- _PROBLEM DESCRIPTION_
Lift every line from the entries that includes the word "held".

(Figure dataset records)
+-------+
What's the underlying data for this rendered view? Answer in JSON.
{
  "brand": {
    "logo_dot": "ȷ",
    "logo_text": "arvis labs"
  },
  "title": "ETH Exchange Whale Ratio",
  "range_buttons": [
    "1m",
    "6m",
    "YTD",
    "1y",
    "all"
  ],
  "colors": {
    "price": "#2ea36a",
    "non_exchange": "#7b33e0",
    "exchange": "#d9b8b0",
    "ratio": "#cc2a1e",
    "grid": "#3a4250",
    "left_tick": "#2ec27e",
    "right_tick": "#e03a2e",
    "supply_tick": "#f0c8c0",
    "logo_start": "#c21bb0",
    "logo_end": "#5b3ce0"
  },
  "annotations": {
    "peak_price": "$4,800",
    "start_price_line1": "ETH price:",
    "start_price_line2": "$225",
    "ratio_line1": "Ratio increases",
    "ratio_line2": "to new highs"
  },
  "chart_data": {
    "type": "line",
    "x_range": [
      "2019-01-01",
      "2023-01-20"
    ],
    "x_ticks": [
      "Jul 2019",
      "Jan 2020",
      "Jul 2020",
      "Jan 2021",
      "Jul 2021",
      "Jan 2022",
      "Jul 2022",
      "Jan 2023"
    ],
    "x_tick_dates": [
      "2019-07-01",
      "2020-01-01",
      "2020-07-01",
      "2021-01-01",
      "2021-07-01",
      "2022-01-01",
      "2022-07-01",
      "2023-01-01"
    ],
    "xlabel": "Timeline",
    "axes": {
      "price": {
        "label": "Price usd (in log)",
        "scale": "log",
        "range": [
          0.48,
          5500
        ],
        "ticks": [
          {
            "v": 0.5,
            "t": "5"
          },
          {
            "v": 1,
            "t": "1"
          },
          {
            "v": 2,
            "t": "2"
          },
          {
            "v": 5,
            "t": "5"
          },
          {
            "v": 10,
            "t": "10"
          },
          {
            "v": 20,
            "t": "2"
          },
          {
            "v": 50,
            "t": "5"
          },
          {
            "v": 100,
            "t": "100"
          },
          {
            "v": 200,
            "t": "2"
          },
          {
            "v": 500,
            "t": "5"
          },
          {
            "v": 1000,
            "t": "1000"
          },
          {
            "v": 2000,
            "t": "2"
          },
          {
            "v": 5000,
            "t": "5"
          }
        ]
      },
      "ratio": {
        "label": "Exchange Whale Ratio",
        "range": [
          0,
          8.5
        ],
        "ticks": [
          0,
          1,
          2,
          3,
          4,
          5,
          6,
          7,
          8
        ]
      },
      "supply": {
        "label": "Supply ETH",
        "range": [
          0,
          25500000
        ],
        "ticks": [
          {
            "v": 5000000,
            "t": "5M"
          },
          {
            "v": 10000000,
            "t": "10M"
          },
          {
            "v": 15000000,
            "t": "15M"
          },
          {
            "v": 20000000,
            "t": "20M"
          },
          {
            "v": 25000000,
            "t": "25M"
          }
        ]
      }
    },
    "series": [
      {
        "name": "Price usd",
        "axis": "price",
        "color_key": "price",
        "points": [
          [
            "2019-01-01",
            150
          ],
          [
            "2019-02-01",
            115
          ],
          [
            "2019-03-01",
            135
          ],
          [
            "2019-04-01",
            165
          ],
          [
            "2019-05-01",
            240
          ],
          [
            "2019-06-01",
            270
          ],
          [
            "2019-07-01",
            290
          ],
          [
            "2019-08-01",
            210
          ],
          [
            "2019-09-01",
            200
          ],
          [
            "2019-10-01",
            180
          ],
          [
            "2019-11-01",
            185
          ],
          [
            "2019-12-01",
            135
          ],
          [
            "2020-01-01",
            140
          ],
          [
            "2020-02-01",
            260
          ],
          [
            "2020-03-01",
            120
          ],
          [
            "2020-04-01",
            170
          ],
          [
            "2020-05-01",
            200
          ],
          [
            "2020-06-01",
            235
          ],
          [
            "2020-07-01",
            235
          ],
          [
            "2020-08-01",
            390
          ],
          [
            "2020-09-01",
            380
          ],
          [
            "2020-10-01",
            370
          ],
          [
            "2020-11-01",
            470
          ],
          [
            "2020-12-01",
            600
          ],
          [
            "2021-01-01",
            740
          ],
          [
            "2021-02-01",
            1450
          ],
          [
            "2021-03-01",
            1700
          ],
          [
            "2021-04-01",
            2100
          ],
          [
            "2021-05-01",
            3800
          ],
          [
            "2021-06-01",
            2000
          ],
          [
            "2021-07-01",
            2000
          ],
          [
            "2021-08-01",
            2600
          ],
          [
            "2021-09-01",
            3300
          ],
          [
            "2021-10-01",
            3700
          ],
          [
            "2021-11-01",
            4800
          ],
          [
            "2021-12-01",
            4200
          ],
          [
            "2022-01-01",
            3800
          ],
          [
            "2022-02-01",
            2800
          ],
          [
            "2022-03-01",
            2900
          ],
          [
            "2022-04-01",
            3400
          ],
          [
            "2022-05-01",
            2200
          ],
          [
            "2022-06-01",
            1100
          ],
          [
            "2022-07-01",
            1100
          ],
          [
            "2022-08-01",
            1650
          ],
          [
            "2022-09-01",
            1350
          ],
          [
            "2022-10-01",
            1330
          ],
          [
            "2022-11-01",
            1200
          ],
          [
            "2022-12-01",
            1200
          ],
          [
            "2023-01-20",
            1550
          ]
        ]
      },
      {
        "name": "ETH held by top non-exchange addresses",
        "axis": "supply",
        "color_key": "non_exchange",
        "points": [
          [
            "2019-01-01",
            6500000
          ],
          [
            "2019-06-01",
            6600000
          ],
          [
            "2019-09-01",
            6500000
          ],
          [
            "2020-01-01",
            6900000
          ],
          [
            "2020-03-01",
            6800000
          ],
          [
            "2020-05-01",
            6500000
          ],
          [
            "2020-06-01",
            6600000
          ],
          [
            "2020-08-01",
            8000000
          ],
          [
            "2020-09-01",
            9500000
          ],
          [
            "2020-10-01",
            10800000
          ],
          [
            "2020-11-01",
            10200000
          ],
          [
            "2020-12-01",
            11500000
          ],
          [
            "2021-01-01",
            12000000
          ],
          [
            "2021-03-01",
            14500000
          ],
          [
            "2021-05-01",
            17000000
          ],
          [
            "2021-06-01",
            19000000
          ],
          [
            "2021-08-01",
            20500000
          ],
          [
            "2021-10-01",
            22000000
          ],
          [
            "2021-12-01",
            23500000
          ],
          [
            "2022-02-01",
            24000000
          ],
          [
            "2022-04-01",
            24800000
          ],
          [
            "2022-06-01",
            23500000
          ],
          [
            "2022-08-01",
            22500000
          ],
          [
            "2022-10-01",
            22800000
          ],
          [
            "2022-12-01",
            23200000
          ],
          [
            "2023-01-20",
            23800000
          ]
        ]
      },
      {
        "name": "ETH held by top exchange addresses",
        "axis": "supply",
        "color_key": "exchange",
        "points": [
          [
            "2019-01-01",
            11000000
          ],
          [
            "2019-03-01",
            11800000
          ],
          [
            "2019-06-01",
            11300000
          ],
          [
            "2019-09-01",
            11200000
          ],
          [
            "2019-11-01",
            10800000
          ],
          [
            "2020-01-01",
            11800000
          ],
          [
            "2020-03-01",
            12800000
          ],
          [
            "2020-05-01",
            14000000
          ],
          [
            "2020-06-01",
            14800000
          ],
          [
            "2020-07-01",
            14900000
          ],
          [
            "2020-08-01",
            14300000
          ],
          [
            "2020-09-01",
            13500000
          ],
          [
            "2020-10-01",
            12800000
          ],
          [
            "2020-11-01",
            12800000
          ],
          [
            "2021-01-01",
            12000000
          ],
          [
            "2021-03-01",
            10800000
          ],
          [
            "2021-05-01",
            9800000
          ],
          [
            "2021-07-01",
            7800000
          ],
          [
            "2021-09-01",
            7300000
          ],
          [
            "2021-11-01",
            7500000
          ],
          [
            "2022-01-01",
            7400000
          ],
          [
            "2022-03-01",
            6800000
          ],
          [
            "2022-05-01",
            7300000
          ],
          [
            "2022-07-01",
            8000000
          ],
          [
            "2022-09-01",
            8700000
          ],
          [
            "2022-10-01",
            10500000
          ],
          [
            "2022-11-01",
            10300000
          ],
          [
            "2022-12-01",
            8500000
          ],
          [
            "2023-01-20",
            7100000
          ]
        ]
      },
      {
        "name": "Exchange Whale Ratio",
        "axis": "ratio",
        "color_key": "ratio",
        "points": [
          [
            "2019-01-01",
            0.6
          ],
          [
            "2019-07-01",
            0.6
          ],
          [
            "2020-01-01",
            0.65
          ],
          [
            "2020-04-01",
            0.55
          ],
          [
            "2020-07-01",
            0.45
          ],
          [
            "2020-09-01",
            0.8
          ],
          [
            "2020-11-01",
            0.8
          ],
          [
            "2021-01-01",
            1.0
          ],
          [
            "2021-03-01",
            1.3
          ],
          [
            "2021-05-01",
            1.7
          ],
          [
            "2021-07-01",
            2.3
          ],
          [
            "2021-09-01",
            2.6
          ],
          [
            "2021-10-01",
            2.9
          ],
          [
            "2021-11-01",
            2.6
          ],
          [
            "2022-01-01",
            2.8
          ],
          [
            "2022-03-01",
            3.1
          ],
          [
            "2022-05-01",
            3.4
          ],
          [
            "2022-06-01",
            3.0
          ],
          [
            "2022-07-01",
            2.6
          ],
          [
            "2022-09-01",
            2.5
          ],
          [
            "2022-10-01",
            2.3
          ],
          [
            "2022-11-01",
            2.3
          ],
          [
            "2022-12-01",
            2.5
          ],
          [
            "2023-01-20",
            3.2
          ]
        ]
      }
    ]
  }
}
+-------+
- _RESPONSE TO THE TASK_
        "name": "ETH held by top non-exchange addresses",
        "name": "ETH held by top exchange addresses",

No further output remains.